Reading text =
□ □ □

Looking For Ugly

By Karen Weyant

The squonk is the ugliest animal in Pennsylvania’s hemlock forests.
Described as a round ball of sagging skin and drooping warts, this creature is fully aware of its own ugliness and spends its time hiding and weeping in the deepest woods. Stories say this animal will cry so hard that it will melt and disappear in its own tears.  In fact, it is rarely seen, only heard, by those who look to capture this rare creature.

I first learned about the squonk when I read the 1957 collection, The Book of Imaginary Beings by Jorge Luis Borges. Buried in the stories of mythical beings from the around the world was a creature who was supposed to have lived in my own backyard of rural Pennsylvania. Besides briefly describing the strange animal, Borges also tells about a hunter who captures a squonk by imitating its cry. Lugging the sobbing critter home, the hunter is shocked to find only his wet, burlap bag: the tiny beast had dissolved in its own tears.

□ □ □

Dataset rows =

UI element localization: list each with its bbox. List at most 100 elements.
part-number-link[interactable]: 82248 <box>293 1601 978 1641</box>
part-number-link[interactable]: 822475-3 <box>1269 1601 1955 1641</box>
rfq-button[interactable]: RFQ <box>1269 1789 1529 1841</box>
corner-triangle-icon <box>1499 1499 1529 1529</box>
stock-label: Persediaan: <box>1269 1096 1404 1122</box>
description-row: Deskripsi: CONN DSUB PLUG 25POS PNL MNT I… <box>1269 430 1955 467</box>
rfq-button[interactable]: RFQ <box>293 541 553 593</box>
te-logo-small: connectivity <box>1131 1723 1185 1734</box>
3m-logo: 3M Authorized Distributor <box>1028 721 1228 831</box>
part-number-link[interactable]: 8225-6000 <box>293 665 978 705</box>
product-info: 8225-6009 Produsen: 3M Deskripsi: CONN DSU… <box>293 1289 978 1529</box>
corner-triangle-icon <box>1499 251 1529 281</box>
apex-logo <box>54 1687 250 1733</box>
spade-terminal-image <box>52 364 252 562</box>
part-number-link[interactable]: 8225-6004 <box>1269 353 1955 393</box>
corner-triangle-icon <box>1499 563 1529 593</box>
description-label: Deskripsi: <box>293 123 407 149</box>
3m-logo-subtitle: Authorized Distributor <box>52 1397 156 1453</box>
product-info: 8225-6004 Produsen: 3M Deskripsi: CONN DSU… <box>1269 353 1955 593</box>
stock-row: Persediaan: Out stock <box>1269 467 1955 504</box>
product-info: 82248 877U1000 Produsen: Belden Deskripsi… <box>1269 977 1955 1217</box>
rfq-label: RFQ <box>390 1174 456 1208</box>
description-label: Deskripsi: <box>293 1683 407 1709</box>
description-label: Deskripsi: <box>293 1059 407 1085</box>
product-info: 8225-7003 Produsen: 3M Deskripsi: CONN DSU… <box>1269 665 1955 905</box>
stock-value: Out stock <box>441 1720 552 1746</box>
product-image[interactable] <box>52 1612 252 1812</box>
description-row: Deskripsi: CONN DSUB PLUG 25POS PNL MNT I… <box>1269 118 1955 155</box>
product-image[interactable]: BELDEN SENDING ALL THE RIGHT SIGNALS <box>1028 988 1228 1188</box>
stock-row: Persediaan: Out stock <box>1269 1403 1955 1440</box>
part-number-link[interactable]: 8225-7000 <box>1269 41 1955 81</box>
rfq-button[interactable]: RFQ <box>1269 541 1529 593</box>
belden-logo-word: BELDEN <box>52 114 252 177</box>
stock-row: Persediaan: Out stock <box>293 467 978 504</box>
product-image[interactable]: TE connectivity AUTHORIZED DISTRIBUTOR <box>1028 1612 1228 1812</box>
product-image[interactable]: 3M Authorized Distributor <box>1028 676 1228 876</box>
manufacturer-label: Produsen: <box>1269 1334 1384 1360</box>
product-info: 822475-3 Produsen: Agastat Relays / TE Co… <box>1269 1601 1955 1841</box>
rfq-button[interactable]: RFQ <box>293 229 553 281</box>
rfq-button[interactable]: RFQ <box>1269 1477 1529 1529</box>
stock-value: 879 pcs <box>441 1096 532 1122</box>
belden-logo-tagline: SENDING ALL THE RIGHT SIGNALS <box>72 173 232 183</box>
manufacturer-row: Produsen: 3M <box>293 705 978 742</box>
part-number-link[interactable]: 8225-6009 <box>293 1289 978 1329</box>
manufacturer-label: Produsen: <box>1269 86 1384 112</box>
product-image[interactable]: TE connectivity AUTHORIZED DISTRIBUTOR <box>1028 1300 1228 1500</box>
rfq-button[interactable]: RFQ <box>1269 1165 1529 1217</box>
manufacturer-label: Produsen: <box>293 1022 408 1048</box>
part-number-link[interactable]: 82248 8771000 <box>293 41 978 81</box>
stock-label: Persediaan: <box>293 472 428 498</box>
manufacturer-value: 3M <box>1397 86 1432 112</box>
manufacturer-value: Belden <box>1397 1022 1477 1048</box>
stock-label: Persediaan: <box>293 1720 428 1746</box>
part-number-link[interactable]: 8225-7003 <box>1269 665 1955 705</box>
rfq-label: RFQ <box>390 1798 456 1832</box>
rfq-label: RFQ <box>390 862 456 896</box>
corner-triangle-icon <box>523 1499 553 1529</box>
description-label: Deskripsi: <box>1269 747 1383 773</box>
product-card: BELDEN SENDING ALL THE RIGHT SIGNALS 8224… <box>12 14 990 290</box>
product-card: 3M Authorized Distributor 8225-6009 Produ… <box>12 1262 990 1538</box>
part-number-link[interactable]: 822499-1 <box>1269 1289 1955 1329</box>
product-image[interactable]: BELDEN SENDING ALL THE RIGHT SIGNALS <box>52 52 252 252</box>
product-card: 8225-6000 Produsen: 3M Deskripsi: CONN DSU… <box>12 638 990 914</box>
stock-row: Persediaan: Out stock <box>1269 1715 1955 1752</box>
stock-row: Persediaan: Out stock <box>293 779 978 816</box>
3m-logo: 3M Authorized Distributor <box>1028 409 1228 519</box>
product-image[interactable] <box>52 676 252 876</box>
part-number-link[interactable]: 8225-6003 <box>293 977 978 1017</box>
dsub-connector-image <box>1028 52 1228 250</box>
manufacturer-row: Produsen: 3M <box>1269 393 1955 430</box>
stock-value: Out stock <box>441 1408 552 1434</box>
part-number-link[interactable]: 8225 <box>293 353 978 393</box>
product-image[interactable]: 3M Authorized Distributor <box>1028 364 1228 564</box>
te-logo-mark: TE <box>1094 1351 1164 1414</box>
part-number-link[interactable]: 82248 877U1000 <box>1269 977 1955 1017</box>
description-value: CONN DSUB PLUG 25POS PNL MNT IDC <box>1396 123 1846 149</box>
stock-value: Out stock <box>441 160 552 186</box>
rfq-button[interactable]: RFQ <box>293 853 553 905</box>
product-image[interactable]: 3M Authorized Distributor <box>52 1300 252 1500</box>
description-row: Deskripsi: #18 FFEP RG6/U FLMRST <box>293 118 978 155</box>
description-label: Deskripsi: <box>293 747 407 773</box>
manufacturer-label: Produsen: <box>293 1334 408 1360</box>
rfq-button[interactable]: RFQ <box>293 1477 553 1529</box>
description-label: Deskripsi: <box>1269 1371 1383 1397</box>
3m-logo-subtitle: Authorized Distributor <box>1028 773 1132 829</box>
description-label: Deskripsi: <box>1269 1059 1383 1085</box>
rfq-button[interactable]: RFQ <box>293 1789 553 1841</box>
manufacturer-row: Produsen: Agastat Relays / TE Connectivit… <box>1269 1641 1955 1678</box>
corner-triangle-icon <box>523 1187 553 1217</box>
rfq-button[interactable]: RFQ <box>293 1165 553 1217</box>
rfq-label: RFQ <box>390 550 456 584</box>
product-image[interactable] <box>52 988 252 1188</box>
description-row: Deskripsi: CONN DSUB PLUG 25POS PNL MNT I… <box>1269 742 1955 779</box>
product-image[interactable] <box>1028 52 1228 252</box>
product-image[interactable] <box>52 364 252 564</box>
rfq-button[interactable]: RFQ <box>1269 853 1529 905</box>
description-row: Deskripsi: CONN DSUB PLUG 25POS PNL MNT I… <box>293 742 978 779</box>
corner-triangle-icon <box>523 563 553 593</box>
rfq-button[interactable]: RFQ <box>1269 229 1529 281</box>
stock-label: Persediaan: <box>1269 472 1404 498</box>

□ □ □

Problems to solve =
**1)** Reproduce verbatim the passage of the squonk essay that opens with the words containing "I first learned" and closes with "dissolved in its own tears.".
**2)** Determine how many lines of the listing contain the string "Persediaan", and state only that number.

Answers provided =
**1)**
I first learned about the squonk when I read the 1957 collection, The Book of Imaginary Beings by Jorge Luis Borges. Buried in the stories of mythical beings from the around the world was a creature who was supposed to have lived in my own backyard of rural Pennsylvania. Besides briefly describing the strange animal, Borges also tells about a hunter who captures a squonk by imitating its cry. Lugging the sobbing critter home, the hunter is shocked to find only his wet, burlap bag: the tiny beast had dissolved in its own tears.

**2)** 9